### Task objective:
Output, character for character, the rows from the very first line down through the line containing "575, 71, 600]", including both of those lines.

Element and coordinate rows

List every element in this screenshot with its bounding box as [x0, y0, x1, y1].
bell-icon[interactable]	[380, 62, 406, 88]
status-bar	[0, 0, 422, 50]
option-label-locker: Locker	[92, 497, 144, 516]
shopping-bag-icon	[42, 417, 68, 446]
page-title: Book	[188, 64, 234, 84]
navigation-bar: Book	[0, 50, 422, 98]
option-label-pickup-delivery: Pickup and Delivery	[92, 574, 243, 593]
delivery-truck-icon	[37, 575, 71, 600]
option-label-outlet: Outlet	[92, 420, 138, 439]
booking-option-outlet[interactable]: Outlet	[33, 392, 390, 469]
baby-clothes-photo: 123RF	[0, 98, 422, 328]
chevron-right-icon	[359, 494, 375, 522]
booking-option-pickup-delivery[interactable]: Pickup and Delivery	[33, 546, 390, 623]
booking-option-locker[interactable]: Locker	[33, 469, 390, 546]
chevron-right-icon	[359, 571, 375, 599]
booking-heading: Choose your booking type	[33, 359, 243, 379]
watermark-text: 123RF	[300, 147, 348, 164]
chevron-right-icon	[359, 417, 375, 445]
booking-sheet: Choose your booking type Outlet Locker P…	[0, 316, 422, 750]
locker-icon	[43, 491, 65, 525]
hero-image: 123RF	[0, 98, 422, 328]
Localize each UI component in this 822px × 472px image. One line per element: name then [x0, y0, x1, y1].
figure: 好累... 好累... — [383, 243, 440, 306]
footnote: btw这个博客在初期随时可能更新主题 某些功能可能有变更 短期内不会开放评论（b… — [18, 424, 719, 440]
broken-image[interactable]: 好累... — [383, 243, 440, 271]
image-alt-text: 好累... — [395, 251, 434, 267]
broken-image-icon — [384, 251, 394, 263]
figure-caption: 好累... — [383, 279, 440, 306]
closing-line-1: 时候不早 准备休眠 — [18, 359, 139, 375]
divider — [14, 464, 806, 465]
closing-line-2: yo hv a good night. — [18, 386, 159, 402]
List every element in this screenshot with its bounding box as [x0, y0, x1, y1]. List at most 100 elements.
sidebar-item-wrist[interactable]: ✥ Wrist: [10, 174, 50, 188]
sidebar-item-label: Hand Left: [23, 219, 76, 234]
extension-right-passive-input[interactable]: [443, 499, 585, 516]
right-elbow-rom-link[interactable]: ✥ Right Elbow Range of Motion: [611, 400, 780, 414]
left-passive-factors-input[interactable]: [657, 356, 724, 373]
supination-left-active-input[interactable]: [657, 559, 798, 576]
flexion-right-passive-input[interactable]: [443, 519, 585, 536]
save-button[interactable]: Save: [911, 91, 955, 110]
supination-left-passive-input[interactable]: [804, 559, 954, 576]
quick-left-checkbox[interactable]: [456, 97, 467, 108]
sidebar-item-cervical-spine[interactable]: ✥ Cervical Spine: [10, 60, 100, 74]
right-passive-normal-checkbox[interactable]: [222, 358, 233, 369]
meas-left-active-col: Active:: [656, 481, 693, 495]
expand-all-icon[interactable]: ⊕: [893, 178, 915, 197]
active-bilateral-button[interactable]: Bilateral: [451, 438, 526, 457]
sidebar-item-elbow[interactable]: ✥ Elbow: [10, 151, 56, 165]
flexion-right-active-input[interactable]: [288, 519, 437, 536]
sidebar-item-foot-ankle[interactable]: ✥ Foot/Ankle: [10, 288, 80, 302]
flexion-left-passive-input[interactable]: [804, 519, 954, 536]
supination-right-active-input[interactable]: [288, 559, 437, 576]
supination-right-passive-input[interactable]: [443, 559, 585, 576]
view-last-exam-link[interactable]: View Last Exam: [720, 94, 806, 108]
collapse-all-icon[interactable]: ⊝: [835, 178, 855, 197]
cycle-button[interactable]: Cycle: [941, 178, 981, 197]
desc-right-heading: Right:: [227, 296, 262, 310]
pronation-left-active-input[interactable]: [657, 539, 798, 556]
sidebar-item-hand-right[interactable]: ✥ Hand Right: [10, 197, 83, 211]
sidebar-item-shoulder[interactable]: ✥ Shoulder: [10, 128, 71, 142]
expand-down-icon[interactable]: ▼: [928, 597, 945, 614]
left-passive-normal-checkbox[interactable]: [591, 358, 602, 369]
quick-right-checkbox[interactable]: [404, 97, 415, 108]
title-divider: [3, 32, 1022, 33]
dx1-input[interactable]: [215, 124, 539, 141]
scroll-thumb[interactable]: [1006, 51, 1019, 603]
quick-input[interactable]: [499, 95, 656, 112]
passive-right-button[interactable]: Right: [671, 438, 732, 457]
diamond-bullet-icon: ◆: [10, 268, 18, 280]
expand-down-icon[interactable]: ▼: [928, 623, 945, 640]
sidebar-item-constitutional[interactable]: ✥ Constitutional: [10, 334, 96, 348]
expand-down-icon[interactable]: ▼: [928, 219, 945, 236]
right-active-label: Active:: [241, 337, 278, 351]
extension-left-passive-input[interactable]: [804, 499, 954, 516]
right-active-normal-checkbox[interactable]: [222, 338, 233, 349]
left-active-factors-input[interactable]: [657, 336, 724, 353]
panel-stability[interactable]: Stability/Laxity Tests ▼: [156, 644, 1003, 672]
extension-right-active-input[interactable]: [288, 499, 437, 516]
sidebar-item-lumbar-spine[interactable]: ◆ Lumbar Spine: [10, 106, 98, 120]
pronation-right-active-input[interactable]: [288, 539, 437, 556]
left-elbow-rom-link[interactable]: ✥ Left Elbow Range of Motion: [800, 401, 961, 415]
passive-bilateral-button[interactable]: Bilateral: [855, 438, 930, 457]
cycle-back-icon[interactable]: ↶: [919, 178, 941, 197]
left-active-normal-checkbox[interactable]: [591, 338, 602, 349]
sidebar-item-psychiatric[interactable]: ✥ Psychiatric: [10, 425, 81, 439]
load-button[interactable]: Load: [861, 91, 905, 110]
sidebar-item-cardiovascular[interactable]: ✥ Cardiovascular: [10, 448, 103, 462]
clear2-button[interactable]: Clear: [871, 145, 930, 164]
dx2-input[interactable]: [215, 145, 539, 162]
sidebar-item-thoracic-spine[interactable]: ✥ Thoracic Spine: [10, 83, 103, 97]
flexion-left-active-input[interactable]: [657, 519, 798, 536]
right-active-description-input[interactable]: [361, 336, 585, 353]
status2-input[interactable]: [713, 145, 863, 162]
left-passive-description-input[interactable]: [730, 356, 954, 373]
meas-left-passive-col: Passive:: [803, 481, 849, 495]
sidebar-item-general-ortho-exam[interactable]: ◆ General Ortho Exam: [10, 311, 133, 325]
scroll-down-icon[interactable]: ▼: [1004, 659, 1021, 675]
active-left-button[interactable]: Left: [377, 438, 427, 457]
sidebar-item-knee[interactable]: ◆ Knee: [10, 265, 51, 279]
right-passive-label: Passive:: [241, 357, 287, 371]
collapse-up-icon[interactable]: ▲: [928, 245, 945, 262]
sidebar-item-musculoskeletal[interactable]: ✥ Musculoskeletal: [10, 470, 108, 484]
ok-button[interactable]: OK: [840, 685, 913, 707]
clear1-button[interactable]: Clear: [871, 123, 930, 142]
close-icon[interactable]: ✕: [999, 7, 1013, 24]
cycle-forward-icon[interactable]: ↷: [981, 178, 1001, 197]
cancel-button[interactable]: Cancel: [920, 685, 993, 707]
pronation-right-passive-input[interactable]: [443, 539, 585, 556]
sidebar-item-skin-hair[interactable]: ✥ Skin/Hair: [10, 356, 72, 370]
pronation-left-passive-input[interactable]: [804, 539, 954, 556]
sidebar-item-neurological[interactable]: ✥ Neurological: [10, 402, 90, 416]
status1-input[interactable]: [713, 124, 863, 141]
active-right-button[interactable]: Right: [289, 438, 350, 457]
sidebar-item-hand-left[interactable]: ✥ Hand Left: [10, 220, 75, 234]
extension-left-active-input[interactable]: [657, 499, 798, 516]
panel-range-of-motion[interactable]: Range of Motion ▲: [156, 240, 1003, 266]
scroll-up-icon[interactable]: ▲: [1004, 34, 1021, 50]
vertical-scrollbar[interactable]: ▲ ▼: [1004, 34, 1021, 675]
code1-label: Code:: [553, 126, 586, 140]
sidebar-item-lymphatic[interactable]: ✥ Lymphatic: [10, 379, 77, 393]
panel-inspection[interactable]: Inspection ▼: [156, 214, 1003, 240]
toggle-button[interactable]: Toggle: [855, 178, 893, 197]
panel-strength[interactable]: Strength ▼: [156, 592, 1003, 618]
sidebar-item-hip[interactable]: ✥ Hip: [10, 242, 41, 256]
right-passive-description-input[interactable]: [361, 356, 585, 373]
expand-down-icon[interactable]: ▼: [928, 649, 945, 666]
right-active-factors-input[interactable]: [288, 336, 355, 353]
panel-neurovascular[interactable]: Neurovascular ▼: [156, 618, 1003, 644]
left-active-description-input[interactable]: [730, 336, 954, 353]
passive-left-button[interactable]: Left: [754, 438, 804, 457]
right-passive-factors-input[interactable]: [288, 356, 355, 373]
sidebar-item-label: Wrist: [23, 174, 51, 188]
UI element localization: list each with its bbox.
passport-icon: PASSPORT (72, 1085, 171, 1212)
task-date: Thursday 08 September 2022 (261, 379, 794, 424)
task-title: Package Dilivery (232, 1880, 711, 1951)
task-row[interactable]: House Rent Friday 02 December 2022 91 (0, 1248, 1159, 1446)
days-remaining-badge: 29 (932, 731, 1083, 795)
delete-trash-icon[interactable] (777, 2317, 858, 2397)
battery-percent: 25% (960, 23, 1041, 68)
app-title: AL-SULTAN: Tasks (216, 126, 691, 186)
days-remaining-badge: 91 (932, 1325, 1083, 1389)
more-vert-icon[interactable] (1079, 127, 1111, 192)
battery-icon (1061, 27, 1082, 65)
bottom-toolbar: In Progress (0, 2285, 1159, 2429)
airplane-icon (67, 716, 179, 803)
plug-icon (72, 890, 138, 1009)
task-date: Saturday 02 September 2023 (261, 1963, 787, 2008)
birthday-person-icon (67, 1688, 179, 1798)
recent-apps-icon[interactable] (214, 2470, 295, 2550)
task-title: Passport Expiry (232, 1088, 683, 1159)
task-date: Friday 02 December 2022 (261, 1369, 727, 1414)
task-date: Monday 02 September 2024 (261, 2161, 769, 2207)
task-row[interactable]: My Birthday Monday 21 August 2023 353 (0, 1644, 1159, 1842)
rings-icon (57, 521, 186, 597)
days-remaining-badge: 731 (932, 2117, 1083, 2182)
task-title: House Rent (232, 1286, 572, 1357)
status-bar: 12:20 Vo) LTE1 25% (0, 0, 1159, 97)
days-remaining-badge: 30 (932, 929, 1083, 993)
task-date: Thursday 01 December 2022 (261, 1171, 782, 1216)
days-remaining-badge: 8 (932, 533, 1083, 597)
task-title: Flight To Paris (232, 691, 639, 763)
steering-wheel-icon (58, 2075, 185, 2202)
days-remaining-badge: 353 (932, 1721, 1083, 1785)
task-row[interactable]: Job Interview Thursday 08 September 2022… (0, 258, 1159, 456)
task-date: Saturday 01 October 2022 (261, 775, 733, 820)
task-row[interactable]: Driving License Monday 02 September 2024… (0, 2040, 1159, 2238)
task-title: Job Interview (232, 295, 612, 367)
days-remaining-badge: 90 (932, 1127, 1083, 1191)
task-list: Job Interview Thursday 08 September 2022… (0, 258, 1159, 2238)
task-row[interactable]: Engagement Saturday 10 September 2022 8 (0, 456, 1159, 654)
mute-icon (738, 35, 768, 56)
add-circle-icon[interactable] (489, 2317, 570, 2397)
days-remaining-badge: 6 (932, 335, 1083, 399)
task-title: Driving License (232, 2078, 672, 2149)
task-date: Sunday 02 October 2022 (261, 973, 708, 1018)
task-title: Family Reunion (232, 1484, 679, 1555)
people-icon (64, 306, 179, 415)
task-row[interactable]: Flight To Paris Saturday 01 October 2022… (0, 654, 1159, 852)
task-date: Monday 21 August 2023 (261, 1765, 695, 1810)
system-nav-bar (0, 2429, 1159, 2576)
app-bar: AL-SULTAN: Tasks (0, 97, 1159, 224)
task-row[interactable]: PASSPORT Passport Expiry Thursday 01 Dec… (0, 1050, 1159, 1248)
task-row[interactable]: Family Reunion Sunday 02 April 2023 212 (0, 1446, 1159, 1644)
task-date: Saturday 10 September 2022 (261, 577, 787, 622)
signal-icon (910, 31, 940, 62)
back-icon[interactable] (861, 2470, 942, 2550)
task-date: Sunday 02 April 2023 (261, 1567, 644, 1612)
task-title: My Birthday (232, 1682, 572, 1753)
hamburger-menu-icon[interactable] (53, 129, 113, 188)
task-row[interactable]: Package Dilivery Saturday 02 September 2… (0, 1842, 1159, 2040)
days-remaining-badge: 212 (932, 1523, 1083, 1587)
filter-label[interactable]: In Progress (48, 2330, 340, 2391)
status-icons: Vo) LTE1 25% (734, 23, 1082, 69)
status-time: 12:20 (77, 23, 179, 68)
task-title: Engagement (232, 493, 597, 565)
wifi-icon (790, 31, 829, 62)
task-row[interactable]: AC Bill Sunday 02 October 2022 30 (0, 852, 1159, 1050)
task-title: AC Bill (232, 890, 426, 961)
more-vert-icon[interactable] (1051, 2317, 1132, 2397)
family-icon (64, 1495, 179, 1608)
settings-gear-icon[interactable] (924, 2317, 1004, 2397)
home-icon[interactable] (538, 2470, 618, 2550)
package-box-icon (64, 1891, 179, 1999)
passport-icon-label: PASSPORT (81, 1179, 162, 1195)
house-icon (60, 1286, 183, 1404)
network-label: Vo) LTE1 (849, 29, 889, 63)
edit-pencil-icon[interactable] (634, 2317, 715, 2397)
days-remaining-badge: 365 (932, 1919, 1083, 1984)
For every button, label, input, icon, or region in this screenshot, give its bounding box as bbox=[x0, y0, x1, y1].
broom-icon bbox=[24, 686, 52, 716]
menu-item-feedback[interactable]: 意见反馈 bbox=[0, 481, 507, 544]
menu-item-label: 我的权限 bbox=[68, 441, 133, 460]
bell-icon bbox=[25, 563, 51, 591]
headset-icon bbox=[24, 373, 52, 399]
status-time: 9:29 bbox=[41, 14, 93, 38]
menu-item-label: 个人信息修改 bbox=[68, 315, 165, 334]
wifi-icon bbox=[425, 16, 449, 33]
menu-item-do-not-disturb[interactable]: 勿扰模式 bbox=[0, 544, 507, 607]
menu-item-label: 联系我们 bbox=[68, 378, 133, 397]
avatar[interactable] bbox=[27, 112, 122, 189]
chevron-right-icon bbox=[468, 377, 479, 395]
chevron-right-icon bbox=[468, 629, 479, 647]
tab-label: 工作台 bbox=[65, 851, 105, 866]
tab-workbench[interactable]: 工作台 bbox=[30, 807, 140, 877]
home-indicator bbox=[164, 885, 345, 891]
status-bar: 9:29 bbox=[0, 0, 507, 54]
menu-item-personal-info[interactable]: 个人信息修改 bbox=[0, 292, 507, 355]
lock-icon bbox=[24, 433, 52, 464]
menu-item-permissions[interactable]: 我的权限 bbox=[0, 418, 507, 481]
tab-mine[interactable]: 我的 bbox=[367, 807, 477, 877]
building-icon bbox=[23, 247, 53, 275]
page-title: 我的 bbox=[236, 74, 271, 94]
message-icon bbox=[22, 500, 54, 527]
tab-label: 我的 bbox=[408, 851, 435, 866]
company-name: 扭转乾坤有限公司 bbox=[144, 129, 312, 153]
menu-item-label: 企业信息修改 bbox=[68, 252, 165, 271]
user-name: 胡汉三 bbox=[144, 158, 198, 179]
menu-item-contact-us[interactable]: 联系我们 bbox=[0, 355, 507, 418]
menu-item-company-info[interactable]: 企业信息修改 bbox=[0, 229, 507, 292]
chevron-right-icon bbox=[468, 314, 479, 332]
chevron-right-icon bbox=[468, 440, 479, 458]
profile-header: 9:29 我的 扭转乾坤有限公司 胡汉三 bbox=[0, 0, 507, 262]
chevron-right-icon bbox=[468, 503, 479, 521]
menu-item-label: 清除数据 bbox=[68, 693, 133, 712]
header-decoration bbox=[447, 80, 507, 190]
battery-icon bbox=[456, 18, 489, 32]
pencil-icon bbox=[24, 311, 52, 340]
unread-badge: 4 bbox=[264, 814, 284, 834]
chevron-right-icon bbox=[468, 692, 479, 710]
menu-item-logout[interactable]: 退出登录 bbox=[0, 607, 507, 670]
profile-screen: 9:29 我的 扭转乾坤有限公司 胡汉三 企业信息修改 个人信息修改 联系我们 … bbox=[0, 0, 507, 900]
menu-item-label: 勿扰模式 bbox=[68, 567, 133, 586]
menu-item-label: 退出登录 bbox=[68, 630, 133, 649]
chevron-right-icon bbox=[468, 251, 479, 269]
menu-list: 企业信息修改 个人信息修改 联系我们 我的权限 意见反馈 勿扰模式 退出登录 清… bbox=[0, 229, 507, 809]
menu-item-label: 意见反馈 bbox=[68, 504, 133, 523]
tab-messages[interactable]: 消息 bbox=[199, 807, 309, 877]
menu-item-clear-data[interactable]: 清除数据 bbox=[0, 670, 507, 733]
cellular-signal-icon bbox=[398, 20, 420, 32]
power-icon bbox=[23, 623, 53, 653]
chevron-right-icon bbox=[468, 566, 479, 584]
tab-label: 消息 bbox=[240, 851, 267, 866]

### Solution to the exercise:
List every element in this screenshot with its bounding box as [x0, y0, x1, y1].
bell-icon[interactable]	[380, 62, 406, 88]
status-bar	[0, 0, 422, 50]
option-label-locker: Locker	[92, 497, 144, 516]
shopping-bag-icon	[42, 417, 68, 446]
page-title: Book	[188, 64, 234, 84]
navigation-bar: Book	[0, 50, 422, 98]
option-label-pickup-delivery: Pickup and Delivery	[92, 574, 243, 593]
delivery-truck-icon	[37, 575, 71, 600]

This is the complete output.